Task details: Reproduce the data below with every "exigences" switched to "spécifications", leaving everything else unchanged.

Records for the exercise:
========================================================================
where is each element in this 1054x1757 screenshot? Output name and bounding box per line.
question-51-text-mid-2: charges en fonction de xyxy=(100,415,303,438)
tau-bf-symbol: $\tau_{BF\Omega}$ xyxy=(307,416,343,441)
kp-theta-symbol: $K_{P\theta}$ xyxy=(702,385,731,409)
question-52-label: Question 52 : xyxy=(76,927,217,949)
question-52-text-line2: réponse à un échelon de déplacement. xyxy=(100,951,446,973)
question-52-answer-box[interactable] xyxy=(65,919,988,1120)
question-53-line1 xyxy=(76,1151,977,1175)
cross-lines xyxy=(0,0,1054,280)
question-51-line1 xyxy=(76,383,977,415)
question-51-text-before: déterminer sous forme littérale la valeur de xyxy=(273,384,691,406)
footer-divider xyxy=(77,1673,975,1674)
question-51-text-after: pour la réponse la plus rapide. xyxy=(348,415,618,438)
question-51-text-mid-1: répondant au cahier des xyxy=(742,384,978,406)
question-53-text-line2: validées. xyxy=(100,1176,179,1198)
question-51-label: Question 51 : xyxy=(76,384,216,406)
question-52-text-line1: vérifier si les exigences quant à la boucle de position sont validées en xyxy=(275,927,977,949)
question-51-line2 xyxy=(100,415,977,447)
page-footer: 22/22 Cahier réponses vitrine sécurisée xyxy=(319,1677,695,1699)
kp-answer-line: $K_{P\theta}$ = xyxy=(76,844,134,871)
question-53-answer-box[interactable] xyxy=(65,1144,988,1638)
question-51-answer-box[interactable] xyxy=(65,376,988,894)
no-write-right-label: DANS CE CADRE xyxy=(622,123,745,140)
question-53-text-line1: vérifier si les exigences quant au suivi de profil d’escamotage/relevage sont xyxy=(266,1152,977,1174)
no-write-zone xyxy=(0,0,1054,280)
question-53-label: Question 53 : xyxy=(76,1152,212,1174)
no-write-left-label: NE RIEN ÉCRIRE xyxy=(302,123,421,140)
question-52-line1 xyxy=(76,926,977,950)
========================================================================
Written response:
where is each element in this 1054x1757 screenshot? Output name and bounding box per line.
question-51-text-mid-2: charges en fonction de xyxy=(100,415,303,438)
tau-bf-symbol: $\tau_{BF\Omega}$ xyxy=(307,416,343,441)
kp-theta-symbol: $K_{P\theta}$ xyxy=(702,385,731,409)
question-52-label: Question 52 : xyxy=(76,927,217,949)
question-52-text-line2: réponse à un échelon de déplacement. xyxy=(100,951,446,973)
question-52-answer-box[interactable] xyxy=(65,919,988,1120)
question-53-line1 xyxy=(76,1151,977,1175)
cross-lines xyxy=(0,0,1054,280)
question-51-line1 xyxy=(76,383,977,415)
question-51-text-before: déterminer sous forme littérale la valeur de xyxy=(273,384,691,406)
footer-divider xyxy=(77,1673,975,1674)
question-51-text-after: pour la réponse la plus rapide. xyxy=(348,415,618,438)
question-51-text-mid-1: répondant au cahier des xyxy=(742,384,978,406)
question-53-text-line2: validées. xyxy=(100,1176,179,1198)
question-51-label: Question 51 : xyxy=(76,384,216,406)
question-52-text-line1: vérifier si les spécifications quant à la boucle de position sont validées en xyxy=(275,927,977,949)
question-51-line2 xyxy=(100,415,977,447)
page-footer: 22/22 Cahier réponses vitrine sécurisée xyxy=(319,1677,695,1699)
kp-answer-line: $K_{P\theta}$ = xyxy=(76,844,134,871)
question-53-answer-box[interactable] xyxy=(65,1144,988,1638)
question-51-answer-box[interactable] xyxy=(65,376,988,894)
no-write-right-label: DANS CE CADRE xyxy=(622,123,745,140)
question-53-text-line1: vérifier si les spécifications quant au suivi de profil d’escamotage/relevage sont xyxy=(266,1152,977,1174)
no-write-zone xyxy=(0,0,1054,280)
question-53-label: Question 53 : xyxy=(76,1152,212,1174)
no-write-left-label: NE RIEN ÉCRIRE xyxy=(302,123,421,140)
question-52-line1 xyxy=(76,926,977,950)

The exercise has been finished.